#### Stated goal:
Gather every line of the records below that contains the string "model", and copy each one in full. Case counts, so match only that exact capitalization.

(Dataset entries)
_ _ _ _ _

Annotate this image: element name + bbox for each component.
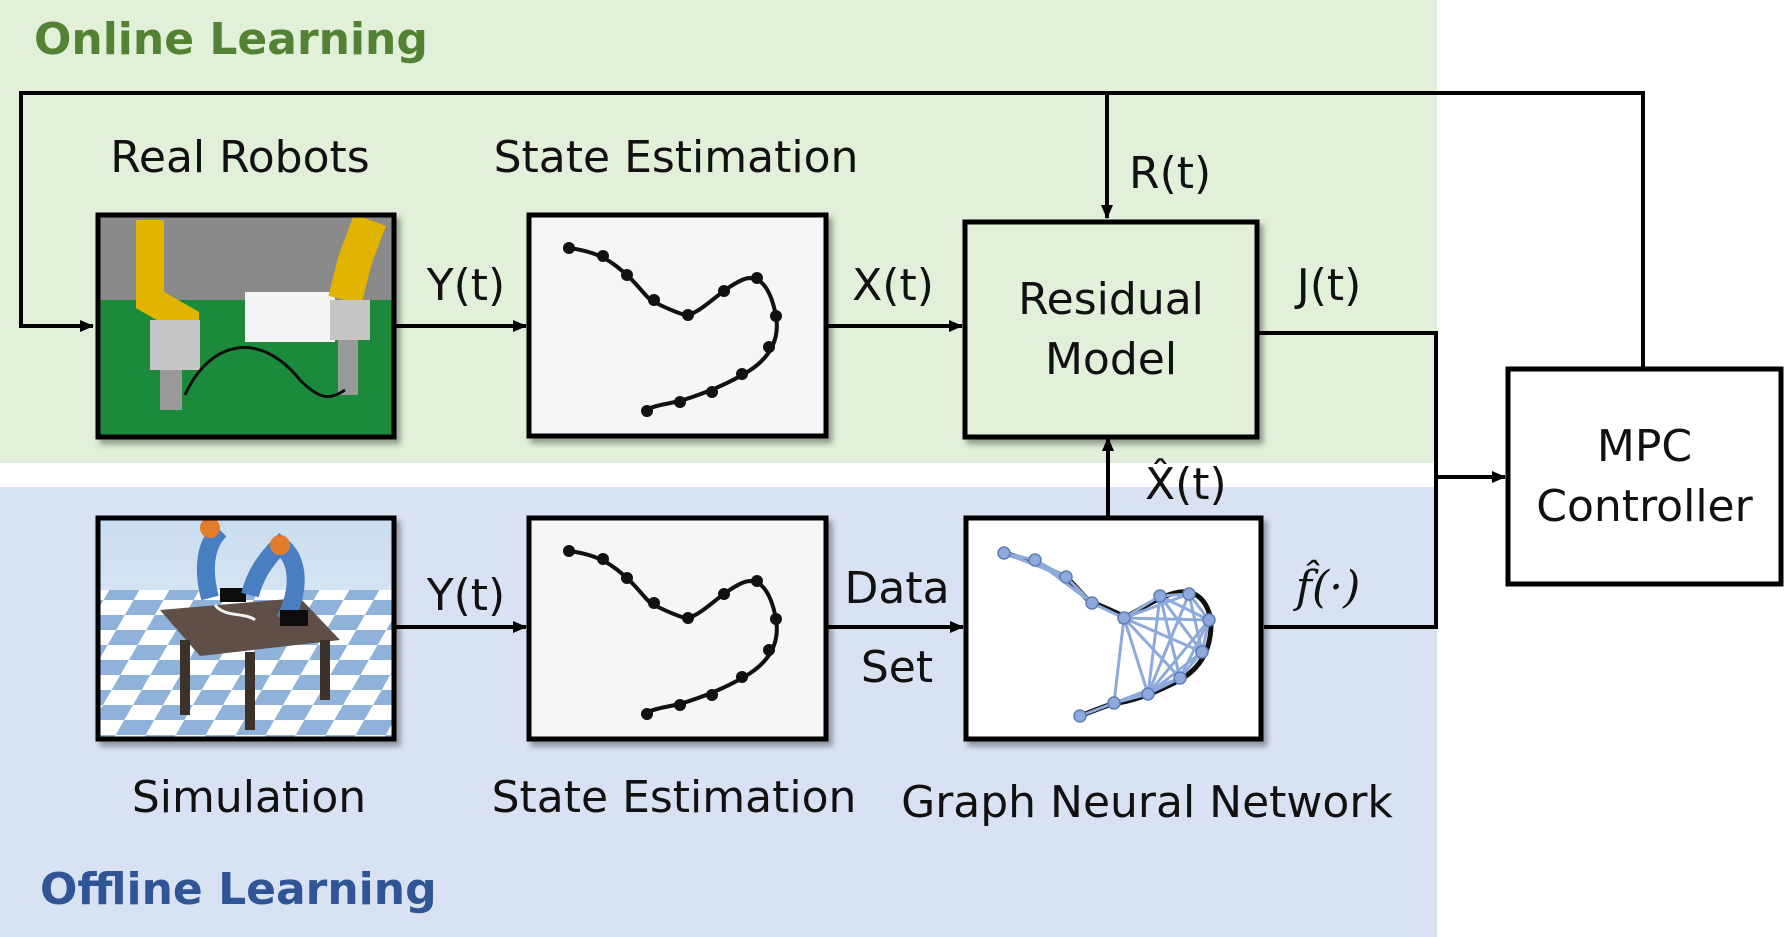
signal-x-online: X(t) (852, 260, 934, 311)
residual-model-label: Residual Model (965, 222, 1257, 437)
state-estimation-online-label: State Estimation (493, 132, 859, 183)
mpc-controller-line2: Controller (1536, 480, 1753, 532)
online-learning-title: Online Learning (34, 14, 428, 65)
signal-j: J(t) (1296, 260, 1362, 311)
residual-model-box (962, 219, 1260, 440)
signal-data-set-line1: Data (844, 563, 950, 614)
graph-neural-network-label: Graph Neural Network (901, 777, 1393, 828)
signal-x-hat: X̂(t) (1145, 459, 1227, 510)
simulation-label: Simulation (131, 772, 367, 823)
real-robots-frame (95, 212, 397, 440)
offline-learning-title: Offline Learning (40, 864, 437, 915)
j-f-bus-line (1257, 331, 1438, 629)
feedback-wiring (19, 91, 1645, 633)
curve-nodes (563, 242, 782, 417)
curve (568, 246, 779, 412)
state-estimation-offline-label: State Estimation (491, 772, 857, 823)
mpc-controller-line1: MPC (1596, 421, 1693, 473)
residual-model-line1: Residual (1018, 274, 1204, 326)
simulation-frame (95, 515, 397, 742)
mpc-controller-box (1505, 366, 1784, 587)
gnn-nodes (997, 546, 1216, 723)
mpc-controller-label: MPC Controller (1508, 369, 1781, 584)
simulation-image (95, 515, 397, 742)
signal-r: R(t) (1129, 148, 1212, 199)
residual-model-line2: Model (1044, 333, 1178, 385)
signal-f-hat: f̂(·) (1295, 562, 1361, 613)
state-estimation-offline-plot (526, 515, 829, 742)
signal-y-online: Y(t) (426, 260, 506, 311)
state-estimation-online-plot (526, 212, 829, 439)
signal-data-set-line2: Set (860, 642, 934, 693)
real-robots-label: Real Robots (110, 132, 370, 183)
signal-y-offline: Y(t) (426, 570, 506, 621)
graph-neural-network-plot (963, 515, 1264, 742)
real-robots-image (95, 212, 397, 440)
feedback-to-robots-line (19, 91, 1645, 369)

_ _ _ _ _

#### Task response:
residual-model-label: Residual Model (965, 222, 1257, 437)
residual-model-box (962, 219, 1260, 440)
residual-model-line1: Residual (1018, 274, 1204, 326)
residual-model-line2: Model (1044, 333, 1178, 385)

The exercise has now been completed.